→ Exercise:
Sift the material for lines containing "value", and return them.
— begin The input —
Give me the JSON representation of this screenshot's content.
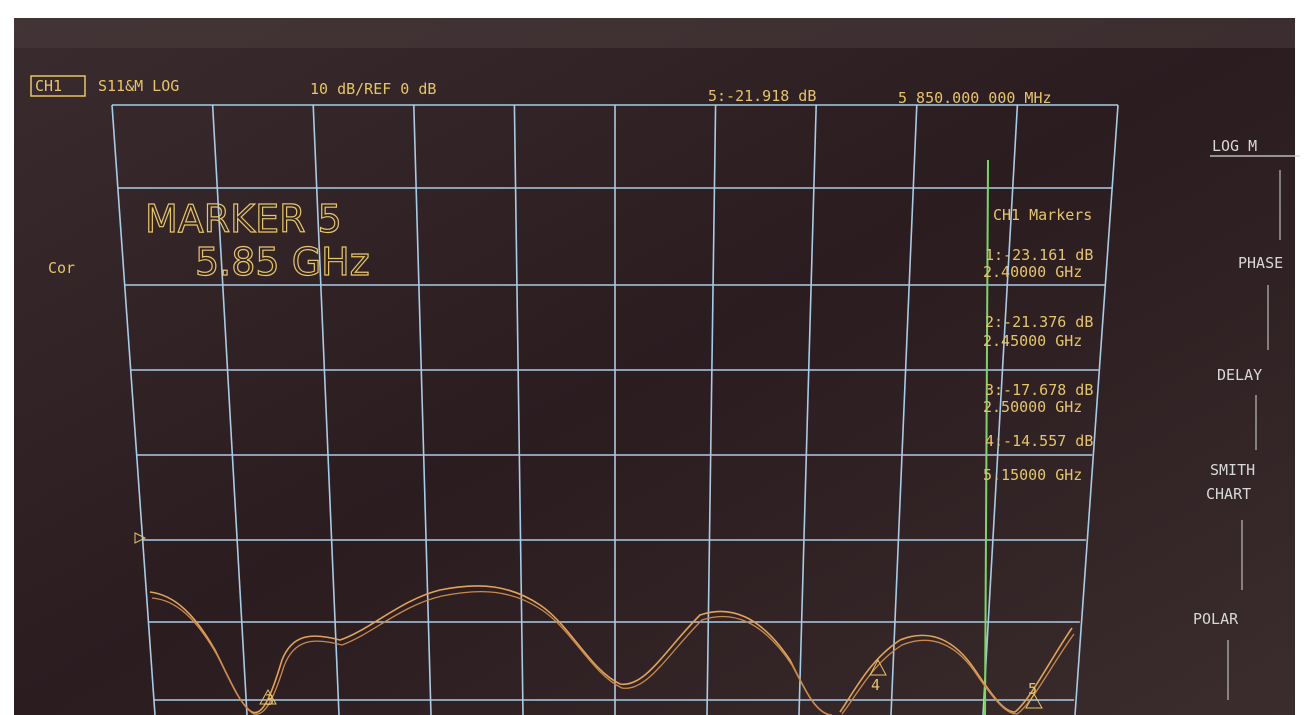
{
  "header": {
    "channel": "CH1",
    "measurement": "S11&M LOG",
    "scale": "10 dB/REF 0 dB",
    "marker_readout": "5:-21.918 dB",
    "marker_frequency": "5 850.000 000 MHz"
  },
  "left": {
    "status": "Cor"
  },
  "active_marker": {
    "label": "MARKER 5",
    "frequency": "5.85 GHz"
  },
  "marker_table": {
    "title": "CH1 Markers",
    "rows": [
      {
        "value": "1:-23.161 dB",
        "frequency": "2.40000 GHz"
      },
      {
        "value": "2:-21.376 dB",
        "frequency": "2.45000 GHz"
      },
      {
        "value": "3:-17.678 dB",
        "frequency": "2.50000 GHz"
      },
      {
        "value": "4:-14.557 dB",
        "frequency": "5.15000 GHz"
      }
    ]
  },
  "trace_markers": [
    "3",
    "4",
    "5"
  ],
  "softkeys": [
    "LOG M",
    "PHASE",
    "DELAY",
    "SMITH",
    "CHART",
    "POLAR"
  ]
}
— end The input —
→ Task response:
        "value": "1:-23.161 dB",
        "value": "2:-21.376 dB",
        "value": "3:-17.678 dB",
        "value": "4:-14.557 dB",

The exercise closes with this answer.